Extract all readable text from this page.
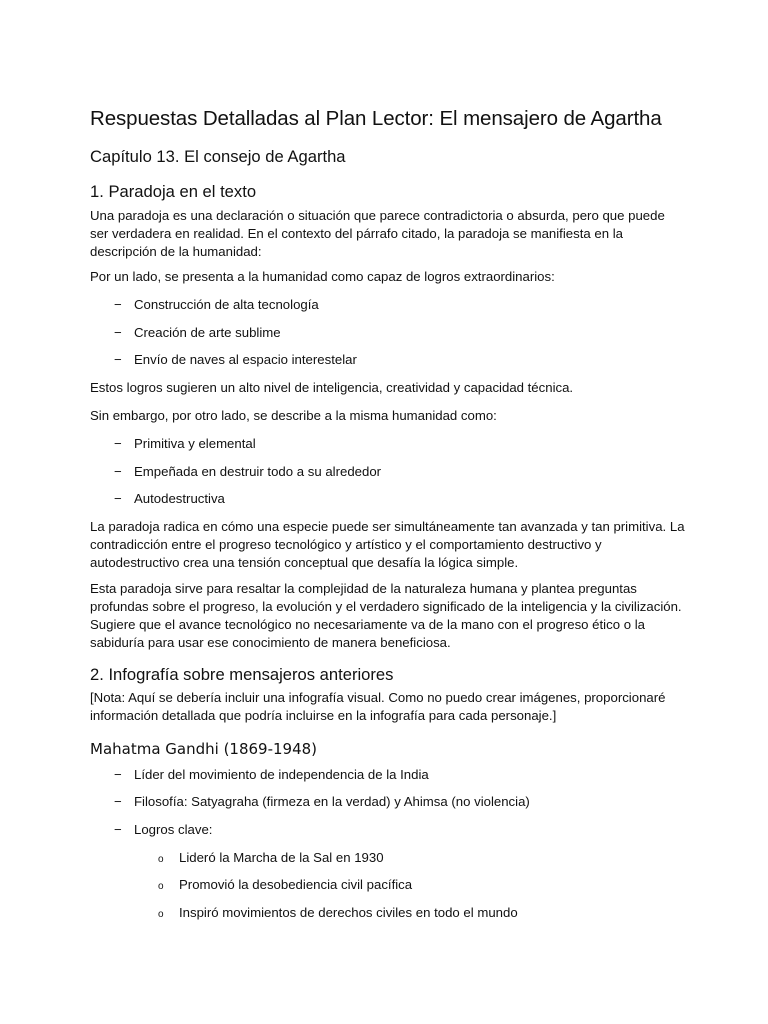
Respuestas Detalladas al Plan Lector: El mensajero de Agartha
Capítulo 13. El consejo de Agartha
1. Paradoja en el texto

Una paradoja es una declaración o situación que parece contradictoria o absurda, pero que puede ser verdadera en realidad. En el contexto del párrafo citado, la paradoja se manifiesta en la descripción de la humanidad:

Por un lado, se presenta a la humanidad como capaz de logros extraordinarios:

− Construcción de alta tecnología
− Creación de arte sublime
− Envío de naves al espacio interestelar

Estos logros sugieren un alto nivel de inteligencia, creatividad y capacidad técnica.

Sin embargo, por otro lado, se describe a la misma humanidad como:

− Primitiva y elemental
− Empeñada en destruir todo a su alrededor
− Autodestructiva

La paradoja radica en cómo una especie puede ser simultáneamente tan avanzada y tan primitiva. La contradicción entre el progreso tecnológico y artístico y el comportamiento destructivo y autodestructivo crea una tensión conceptual que desafía la lógica simple.

Esta paradoja sirve para resaltar la complejidad de la naturaleza humana y plantea preguntas profundas sobre el progreso, la evolución y el verdadero significado de la inteligencia y la civilización. Sugiere que el avance tecnológico no necesariamente va de la mano con el progreso ético o la sabiduría para usar ese conocimiento de manera beneficiosa.

2. Infografía sobre mensajeros anteriores

[Nota: Aquí se debería incluir una infografía visual. Como no puedo crear imágenes, proporcionaré información detallada que podría incluirse en la infografía para cada personaje.]

Mahatma Gandhi (1869-1948)
− Líder del movimiento de independencia de la India
− Filosofía: Satyagraha (firmeza en la verdad) y Ahimsa (no violencia)
− Logros clave:
o Lideró la Marcha de la Sal en 1930
o Promovió la desobediencia civil pacífica
o Inspiró movimientos de derechos civiles en todo el mundo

» **EXERCISE DESCRIPTION**
Word for word, restate the records shown above, minus the pictures.

» **YOUR RESPONSE**
Extract all readable text from this page.
Respuestas Detalladas al Plan Lector: El mensajero de Agartha
Capítulo 13. El consejo de Agartha
1. Paradoja en el texto

Una paradoja es una declaración o situación que parece contradictoria o absurda, pero que puede ser verdadera en realidad. En el contexto del párrafo citado, la paradoja se manifiesta en la descripción de la humanidad:

Por un lado, se presenta a la humanidad como capaz de logros extraordinarios:

− Construcción de alta tecnología
− Creación de arte sublime
− Envío de naves al espacio interestelar

Estos logros sugieren un alto nivel de inteligencia, creatividad y capacidad técnica.

Sin embargo, por otro lado, se describe a la misma humanidad como:

− Primitiva y elemental
− Empeñada en destruir todo a su alrededor
− Autodestructiva

La paradoja radica en cómo una especie puede ser simultáneamente tan avanzada y tan primitiva. La contradicción entre el progreso tecnológico y artístico y el comportamiento destructivo y autodestructivo crea una tensión conceptual que desafía la lógica simple.

Esta paradoja sirve para resaltar la complejidad de la naturaleza humana y plantea preguntas profundas sobre el progreso, la evolución y el verdadero significado de la inteligencia y la civilización. Sugiere que el avance tecnológico no necesariamente va de la mano con el progreso ético o la sabiduría para usar ese conocimiento de manera beneficiosa.

2. Infografía sobre mensajeros anteriores

[Nota: Aquí se debería incluir una infografía visual. Como no puedo crear imágenes, proporcionaré información detallada que podría incluirse en la infografía para cada personaje.]

Mahatma Gandhi (1869-1948)
− Líder del movimiento de independencia de la India
− Filosofía: Satyagraha (firmeza en la verdad) y Ahimsa (no violencia)
− Logros clave:
o Lideró la Marcha de la Sal en 1930
o Promovió la desobediencia civil pacífica
o Inspiró movimientos de derechos civiles en todo el mundo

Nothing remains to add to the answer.